» **Challenge**
From the listing below, extract every line containing "Slide".
(begin)
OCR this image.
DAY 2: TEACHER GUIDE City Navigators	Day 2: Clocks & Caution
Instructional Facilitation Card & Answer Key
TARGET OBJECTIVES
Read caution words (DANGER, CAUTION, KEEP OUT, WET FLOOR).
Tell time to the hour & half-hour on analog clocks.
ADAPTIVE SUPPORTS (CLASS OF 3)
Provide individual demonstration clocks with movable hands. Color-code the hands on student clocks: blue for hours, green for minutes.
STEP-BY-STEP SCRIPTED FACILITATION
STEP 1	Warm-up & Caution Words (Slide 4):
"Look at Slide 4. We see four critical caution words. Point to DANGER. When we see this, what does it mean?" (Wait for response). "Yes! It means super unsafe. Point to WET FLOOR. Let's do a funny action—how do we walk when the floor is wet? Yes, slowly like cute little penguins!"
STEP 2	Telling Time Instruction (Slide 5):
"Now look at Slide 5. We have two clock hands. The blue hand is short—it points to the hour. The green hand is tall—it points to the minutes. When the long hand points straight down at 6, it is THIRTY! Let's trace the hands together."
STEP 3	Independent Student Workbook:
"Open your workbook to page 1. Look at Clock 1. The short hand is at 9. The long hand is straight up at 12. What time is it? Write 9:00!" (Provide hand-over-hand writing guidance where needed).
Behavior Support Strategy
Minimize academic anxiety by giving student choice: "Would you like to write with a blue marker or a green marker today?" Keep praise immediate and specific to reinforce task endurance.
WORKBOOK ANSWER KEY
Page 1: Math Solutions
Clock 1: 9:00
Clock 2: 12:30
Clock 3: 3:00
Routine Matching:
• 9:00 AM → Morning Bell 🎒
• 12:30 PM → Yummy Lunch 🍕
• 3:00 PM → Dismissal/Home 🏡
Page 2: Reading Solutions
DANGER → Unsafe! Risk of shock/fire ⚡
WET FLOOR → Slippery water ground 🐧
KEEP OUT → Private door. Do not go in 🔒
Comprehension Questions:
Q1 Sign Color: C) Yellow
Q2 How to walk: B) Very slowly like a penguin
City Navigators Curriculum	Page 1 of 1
(end)
(begin)
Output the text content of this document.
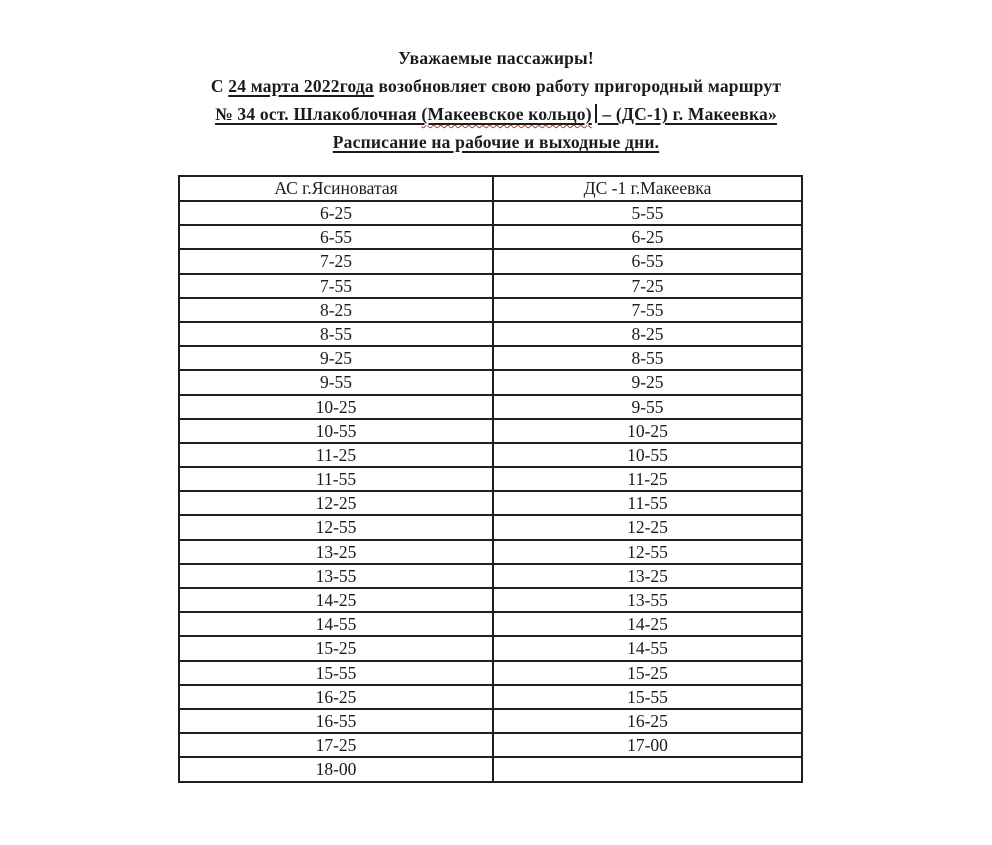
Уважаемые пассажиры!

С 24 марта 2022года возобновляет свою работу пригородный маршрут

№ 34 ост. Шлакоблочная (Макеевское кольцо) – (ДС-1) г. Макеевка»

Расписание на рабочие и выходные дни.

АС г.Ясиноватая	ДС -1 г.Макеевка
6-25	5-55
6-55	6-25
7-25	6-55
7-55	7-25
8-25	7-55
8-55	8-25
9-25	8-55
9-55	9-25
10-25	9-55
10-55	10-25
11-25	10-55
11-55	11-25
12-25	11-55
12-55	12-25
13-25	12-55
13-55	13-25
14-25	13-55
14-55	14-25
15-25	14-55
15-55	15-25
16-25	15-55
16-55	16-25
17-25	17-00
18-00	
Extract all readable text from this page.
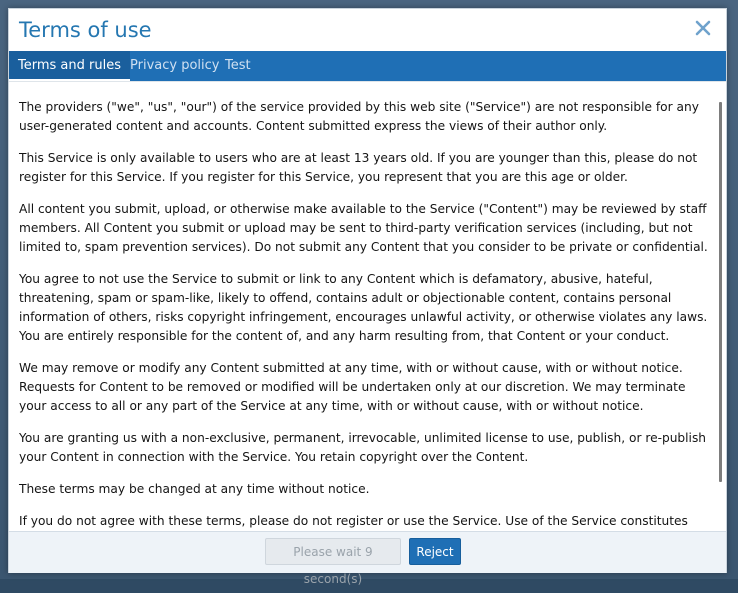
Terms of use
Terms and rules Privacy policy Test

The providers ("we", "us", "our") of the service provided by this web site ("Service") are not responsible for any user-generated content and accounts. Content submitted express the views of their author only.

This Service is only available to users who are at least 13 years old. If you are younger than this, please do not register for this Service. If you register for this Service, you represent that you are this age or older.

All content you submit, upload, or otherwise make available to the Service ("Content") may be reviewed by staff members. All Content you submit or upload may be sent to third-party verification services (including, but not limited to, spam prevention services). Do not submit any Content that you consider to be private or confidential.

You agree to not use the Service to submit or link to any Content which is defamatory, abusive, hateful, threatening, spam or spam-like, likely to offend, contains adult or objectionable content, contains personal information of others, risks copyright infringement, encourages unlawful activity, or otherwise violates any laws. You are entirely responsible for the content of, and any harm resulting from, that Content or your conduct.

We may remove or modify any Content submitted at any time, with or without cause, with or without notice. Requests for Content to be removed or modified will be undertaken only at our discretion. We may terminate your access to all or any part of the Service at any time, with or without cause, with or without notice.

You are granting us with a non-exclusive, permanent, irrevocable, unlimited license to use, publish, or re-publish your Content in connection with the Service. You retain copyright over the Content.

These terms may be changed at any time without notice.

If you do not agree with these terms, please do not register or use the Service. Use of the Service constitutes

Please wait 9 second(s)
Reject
(end)
» **Correct answer**
STEP 1	Warm-up & Caution Words (Slide 4):
"Look at Slide 4. We see four critical caution words. Point to DANGER. When we see this, what does it mean?" (Wait for response). "Yes! It means super unsafe. Point to WET FLOOR. Let's do a funny action—how do we walk when the floor is wet? Yes, slowly like cute little penguins!"
STEP 2	Telling Time Instruction (Slide 5):
"Now look at Slide 5. We have two clock hands. The blue hand is short—it points to the hour. The green hand is tall—it points to the minutes. When the long hand points straight down at 6, it is THIRTY! Let's trace the hands together."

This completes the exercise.